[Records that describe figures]
- - - - - - -
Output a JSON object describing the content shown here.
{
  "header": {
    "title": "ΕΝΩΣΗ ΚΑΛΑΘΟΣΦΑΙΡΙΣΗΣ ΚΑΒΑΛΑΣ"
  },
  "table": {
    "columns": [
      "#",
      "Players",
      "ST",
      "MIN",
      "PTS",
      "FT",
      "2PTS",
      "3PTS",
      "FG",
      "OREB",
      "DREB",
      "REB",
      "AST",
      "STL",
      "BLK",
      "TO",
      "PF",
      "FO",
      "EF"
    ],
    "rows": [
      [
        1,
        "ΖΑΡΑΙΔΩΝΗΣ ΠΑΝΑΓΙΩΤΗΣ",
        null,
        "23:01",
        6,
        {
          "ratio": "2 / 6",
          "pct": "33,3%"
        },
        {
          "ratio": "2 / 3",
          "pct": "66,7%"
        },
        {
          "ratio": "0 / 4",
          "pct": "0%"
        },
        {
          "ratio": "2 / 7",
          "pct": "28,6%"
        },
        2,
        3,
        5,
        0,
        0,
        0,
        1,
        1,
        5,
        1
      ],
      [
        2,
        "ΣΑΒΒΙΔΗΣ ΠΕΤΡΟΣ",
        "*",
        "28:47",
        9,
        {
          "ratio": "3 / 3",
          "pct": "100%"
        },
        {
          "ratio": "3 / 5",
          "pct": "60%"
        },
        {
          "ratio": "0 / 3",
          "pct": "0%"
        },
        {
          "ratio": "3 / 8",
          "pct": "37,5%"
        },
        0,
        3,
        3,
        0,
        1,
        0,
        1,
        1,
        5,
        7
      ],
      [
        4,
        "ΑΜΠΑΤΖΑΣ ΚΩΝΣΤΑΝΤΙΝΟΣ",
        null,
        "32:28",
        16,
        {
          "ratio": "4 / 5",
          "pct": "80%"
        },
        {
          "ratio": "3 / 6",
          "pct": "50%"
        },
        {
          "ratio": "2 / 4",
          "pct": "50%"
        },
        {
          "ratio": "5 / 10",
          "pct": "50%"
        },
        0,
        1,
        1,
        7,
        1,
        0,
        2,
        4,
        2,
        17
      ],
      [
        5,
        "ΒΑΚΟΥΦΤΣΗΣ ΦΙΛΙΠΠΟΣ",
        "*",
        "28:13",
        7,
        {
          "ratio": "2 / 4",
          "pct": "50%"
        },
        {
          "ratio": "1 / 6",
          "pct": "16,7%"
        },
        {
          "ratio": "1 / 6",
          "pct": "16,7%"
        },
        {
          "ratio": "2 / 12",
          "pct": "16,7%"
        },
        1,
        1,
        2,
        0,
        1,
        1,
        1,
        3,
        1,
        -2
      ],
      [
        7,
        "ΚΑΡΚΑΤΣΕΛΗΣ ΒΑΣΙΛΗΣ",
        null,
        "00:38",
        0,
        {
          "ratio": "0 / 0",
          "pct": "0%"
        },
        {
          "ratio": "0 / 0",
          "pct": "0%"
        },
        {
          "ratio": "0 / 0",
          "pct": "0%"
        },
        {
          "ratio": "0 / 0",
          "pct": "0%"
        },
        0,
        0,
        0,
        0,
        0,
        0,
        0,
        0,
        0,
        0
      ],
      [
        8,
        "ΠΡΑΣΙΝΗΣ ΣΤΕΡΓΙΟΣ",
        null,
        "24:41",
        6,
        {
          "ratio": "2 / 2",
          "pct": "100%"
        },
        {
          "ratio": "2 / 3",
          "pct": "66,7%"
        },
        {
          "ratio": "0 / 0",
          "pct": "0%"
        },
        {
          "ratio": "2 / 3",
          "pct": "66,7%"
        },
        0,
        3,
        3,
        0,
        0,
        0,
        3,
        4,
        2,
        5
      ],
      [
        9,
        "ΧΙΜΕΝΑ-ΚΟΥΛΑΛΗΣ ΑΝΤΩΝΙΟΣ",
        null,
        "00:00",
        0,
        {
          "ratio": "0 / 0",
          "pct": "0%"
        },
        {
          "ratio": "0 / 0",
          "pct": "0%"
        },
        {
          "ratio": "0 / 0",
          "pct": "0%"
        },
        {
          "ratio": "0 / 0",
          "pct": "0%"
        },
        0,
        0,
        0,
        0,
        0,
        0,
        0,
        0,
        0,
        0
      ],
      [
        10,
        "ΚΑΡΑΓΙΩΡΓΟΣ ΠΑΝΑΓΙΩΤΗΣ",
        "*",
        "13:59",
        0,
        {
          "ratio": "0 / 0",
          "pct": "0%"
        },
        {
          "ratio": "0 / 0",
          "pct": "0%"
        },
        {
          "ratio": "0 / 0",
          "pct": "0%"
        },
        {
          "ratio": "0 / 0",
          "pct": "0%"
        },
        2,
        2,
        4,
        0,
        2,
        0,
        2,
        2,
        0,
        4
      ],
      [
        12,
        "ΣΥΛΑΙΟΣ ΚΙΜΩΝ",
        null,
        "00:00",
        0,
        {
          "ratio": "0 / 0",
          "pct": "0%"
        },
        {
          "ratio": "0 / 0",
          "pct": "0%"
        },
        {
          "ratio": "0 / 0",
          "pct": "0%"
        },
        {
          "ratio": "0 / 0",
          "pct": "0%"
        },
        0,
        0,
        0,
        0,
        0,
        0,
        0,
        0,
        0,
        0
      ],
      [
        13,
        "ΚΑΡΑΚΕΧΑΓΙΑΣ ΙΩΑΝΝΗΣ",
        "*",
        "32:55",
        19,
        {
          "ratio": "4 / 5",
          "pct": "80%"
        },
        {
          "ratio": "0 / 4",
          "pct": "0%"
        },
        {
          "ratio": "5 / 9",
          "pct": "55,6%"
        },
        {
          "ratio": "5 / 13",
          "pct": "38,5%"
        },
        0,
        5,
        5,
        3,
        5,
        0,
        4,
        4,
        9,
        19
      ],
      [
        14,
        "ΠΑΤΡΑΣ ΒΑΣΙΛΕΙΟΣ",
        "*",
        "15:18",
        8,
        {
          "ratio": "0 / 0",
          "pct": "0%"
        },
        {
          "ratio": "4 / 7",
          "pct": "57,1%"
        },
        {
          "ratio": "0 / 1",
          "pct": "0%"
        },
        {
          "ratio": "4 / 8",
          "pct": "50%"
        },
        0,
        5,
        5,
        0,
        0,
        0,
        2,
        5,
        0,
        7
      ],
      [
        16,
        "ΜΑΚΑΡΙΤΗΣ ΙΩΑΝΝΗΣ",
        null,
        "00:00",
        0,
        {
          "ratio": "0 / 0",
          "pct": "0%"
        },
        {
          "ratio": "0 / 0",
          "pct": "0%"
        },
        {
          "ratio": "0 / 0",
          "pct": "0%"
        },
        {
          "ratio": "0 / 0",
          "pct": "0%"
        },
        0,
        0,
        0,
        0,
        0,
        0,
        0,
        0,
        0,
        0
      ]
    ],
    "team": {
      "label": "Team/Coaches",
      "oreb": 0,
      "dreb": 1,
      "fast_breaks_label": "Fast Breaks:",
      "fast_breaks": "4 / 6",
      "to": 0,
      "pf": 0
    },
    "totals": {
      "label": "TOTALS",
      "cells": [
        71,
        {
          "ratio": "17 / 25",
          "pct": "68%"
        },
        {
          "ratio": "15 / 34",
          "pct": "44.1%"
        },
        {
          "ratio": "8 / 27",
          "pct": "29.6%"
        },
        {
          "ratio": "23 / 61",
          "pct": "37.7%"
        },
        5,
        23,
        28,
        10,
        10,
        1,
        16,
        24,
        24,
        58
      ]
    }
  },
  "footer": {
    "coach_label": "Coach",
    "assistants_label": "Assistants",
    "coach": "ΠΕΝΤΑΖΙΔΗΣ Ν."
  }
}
- - - - - - -
## Requirements
Pull out all lines from the listing that contain the string "ΙΩΑΝΝΗΣ".

## Exercise output
        "ΚΑΡΑΚΕΧΑΓΙΑΣ ΙΩΑΝΝΗΣ",
        "ΜΑΚΑΡΙΤΗΣ ΙΩΑΝΝΗΣ",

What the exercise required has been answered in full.